[Stored dataset items]
## Start
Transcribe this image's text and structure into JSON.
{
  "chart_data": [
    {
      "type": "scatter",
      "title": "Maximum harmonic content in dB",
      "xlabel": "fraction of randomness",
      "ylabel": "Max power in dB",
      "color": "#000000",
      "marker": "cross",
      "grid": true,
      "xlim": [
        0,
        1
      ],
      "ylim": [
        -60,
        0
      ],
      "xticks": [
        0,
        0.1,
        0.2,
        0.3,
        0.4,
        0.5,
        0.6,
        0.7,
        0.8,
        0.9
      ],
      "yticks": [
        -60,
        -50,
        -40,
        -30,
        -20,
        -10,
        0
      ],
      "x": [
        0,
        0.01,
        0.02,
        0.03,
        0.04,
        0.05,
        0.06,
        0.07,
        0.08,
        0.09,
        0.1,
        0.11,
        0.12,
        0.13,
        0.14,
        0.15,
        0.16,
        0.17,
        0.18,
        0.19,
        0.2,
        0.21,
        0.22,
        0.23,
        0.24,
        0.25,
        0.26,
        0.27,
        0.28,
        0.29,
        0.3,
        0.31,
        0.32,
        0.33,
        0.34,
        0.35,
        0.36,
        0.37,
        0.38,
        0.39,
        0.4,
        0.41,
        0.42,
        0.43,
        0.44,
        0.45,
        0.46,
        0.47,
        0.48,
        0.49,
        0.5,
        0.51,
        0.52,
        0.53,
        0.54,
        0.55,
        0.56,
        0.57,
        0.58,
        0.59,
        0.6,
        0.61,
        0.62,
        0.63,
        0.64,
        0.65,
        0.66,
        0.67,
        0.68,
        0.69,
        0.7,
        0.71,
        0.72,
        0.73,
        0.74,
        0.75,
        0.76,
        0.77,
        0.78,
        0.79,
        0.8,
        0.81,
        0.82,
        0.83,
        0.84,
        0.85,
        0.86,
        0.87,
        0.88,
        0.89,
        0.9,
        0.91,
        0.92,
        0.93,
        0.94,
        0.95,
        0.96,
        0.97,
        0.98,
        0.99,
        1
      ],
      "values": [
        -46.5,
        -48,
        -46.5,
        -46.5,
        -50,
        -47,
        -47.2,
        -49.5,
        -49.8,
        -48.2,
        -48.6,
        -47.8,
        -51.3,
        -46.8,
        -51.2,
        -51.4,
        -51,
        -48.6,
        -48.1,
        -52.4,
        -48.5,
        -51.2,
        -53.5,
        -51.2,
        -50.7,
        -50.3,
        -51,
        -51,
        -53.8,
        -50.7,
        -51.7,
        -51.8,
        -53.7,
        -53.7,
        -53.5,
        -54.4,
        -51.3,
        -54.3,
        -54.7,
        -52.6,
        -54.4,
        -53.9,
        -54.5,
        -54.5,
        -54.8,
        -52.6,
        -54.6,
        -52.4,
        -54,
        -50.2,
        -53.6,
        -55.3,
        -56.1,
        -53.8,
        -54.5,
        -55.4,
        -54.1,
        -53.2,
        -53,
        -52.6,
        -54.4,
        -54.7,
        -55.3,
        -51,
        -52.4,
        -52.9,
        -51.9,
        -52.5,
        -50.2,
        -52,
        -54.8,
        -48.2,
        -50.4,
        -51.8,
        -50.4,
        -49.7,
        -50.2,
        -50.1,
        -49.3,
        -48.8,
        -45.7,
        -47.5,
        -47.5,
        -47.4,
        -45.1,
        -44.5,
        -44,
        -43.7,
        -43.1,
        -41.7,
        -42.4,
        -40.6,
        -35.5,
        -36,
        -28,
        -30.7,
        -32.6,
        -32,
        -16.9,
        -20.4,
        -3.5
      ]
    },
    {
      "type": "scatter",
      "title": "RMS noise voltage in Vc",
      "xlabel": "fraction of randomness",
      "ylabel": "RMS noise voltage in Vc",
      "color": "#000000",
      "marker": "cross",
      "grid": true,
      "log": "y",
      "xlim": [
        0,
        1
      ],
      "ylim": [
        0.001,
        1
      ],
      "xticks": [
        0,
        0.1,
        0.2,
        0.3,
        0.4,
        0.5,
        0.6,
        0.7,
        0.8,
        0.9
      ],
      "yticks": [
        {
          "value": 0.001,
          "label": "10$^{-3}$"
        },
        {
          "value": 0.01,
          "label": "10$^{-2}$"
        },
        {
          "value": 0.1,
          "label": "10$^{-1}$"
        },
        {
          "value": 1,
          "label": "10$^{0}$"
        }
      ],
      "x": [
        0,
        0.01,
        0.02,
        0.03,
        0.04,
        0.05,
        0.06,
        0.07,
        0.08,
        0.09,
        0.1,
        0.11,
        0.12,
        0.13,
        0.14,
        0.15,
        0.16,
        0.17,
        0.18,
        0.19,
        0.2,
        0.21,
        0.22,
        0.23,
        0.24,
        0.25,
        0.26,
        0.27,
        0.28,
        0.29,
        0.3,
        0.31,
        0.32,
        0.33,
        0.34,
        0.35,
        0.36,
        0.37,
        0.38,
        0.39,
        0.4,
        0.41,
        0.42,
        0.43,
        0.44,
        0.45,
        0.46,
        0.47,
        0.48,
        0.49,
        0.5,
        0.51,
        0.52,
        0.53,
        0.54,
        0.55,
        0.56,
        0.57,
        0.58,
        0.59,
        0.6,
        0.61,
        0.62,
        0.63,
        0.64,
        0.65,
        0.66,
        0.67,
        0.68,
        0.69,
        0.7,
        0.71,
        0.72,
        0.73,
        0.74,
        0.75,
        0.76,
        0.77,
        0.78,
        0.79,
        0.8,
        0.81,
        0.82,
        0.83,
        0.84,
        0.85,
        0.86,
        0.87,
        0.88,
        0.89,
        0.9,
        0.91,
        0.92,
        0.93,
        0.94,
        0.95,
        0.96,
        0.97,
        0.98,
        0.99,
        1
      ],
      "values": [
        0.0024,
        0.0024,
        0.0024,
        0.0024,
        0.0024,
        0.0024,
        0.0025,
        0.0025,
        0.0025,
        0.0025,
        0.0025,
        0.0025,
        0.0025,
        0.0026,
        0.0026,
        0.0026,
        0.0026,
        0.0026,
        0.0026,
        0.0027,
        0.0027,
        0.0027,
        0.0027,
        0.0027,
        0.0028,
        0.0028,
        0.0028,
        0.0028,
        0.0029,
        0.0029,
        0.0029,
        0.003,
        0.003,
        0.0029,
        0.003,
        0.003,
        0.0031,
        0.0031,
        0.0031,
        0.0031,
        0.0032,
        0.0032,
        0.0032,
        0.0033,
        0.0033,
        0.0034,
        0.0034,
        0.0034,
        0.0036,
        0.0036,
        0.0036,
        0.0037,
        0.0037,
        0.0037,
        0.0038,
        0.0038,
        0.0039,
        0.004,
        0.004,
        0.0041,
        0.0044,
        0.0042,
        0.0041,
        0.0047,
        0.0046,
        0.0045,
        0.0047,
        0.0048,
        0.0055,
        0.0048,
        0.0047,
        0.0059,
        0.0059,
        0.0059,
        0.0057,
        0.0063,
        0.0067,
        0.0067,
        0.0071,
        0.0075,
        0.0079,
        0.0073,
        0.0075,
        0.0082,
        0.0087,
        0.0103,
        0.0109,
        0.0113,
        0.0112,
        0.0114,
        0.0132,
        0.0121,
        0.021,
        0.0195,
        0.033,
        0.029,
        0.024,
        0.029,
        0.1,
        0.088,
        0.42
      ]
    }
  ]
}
## End
◆ AIM ◆
Read the entries and select each line where the word "ylabel" is found.

◆ SOLUTION ◆
      "ylabel": "Max power in dB",
      "ylabel": "RMS noise voltage in Vc",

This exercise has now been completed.